-- BEGIN RECORDS SUPPLIED --

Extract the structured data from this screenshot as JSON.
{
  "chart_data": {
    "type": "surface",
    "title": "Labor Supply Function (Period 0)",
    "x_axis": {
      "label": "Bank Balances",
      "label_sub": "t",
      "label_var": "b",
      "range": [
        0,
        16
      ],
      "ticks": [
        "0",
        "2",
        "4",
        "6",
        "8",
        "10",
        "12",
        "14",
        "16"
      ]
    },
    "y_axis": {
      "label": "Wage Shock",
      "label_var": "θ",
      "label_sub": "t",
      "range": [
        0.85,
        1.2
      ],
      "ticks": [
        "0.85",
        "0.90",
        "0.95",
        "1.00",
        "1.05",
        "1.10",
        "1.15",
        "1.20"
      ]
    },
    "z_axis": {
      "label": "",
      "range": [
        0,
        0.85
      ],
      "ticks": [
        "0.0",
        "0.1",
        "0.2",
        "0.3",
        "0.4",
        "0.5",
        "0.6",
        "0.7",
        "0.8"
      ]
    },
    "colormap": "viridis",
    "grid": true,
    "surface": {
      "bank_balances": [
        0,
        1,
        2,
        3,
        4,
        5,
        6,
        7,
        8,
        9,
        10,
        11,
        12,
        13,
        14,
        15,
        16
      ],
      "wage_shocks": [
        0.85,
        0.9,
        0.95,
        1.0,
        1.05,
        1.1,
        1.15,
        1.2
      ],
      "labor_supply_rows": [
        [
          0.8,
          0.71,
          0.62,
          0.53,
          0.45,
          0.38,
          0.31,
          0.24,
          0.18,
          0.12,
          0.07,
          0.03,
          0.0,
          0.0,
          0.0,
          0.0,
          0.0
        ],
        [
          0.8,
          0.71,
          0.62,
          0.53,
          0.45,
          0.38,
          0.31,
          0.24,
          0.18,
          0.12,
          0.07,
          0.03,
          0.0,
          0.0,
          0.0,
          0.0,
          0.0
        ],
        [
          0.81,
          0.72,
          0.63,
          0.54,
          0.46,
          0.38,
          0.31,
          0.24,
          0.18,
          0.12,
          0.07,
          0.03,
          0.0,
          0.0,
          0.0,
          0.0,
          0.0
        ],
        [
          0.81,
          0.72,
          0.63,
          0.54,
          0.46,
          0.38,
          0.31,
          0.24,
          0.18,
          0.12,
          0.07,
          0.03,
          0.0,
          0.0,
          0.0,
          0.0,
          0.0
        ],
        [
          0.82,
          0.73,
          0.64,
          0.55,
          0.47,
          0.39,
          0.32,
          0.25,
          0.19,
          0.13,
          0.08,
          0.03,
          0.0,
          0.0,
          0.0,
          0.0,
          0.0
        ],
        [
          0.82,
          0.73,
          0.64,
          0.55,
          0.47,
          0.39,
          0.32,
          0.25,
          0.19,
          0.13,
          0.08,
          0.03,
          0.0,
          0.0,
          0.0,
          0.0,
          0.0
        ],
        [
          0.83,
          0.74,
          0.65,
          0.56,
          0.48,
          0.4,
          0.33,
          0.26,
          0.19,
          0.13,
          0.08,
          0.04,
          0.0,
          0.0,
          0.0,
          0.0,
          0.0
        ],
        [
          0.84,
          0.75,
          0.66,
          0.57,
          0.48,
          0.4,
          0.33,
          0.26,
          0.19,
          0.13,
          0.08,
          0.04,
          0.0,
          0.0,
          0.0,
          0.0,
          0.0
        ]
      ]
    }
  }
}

-- END RECORDS SUPPLIED --

_OBJECTIVE_. Copy all the records above precisely.

_ANSWER IN FULL_.
Extract the structured data from this screenshot as JSON.
{
  "chart_data": {
    "type": "surface",
    "title": "Labor Supply Function (Period 0)",
    "x_axis": {
      "label": "Bank Balances",
      "label_sub": "t",
      "label_var": "b",
      "range": [
        0,
        16
      ],
      "ticks": [
        "0",
        "2",
        "4",
        "6",
        "8",
        "10",
        "12",
        "14",
        "16"
      ]
    },
    "y_axis": {
      "label": "Wage Shock",
      "label_var": "θ",
      "label_sub": "t",
      "range": [
        0.85,
        1.2
      ],
      "ticks": [
        "0.85",
        "0.90",
        "0.95",
        "1.00",
        "1.05",
        "1.10",
        "1.15",
        "1.20"
      ]
    },
    "z_axis": {
      "label": "",
      "range": [
        0,
        0.85
      ],
      "ticks": [
        "0.0",
        "0.1",
        "0.2",
        "0.3",
        "0.4",
        "0.5",
        "0.6",
        "0.7",
        "0.8"
      ]
    },
    "colormap": "viridis",
    "grid": true,
    "surface": {
      "bank_balances": [
        0,
        1,
        2,
        3,
        4,
        5,
        6,
        7,
        8,
        9,
        10,
        11,
        12,
        13,
        14,
        15,
        16
      ],
      "wage_shocks": [
        0.85,
        0.9,
        0.95,
        1.0,
        1.05,
        1.1,
        1.15,
        1.2
      ],
      "labor_supply_rows": [
        [
          0.8,
          0.71,
          0.62,
          0.53,
          0.45,
          0.38,
          0.31,
          0.24,
          0.18,
          0.12,
          0.07,
          0.03,
          0.0,
          0.0,
          0.0,
          0.0,
          0.0
        ],
        [
          0.8,
          0.71,
          0.62,
          0.53,
          0.45,
          0.38,
          0.31,
          0.24,
          0.18,
          0.12,
          0.07,
          0.03,
          0.0,
          0.0,
          0.0,
          0.0,
          0.0
        ],
        [
          0.81,
          0.72,
          0.63,
          0.54,
          0.46,
          0.38,
          0.31,
          0.24,
          0.18,
          0.12,
          0.07,
          0.03,
          0.0,
          0.0,
          0.0,
          0.0,
          0.0
        ],
        [
          0.81,
          0.72,
          0.63,
          0.54,
          0.46,
          0.38,
          0.31,
          0.24,
          0.18,
          0.12,
          0.07,
          0.03,
          0.0,
          0.0,
          0.0,
          0.0,
          0.0
        ],
        [
          0.82,
          0.73,
          0.64,
          0.55,
          0.47,
          0.39,
          0.32,
          0.25,
          0.19,
          0.13,
          0.08,
          0.03,
          0.0,
          0.0,
          0.0,
          0.0,
          0.0
        ],
        [
          0.82,
          0.73,
          0.64,
          0.55,
          0.47,
          0.39,
          0.32,
          0.25,
          0.19,
          0.13,
          0.08,
          0.03,
          0.0,
          0.0,
          0.0,
          0.0,
          0.0
        ],
        [
          0.83,
          0.74,
          0.65,
          0.56,
          0.48,
          0.4,
          0.33,
          0.26,
          0.19,
          0.13,
          0.08,
          0.04,
          0.0,
          0.0,
          0.0,
          0.0,
          0.0
        ],
        [
          0.84,
          0.75,
          0.66,
          0.57,
          0.48,
          0.4,
          0.33,
          0.26,
          0.19,
          0.13,
          0.08,
          0.04,
          0.0,
          0.0,
          0.0,
          0.0,
          0.0
        ]
      ]
    }
  }
}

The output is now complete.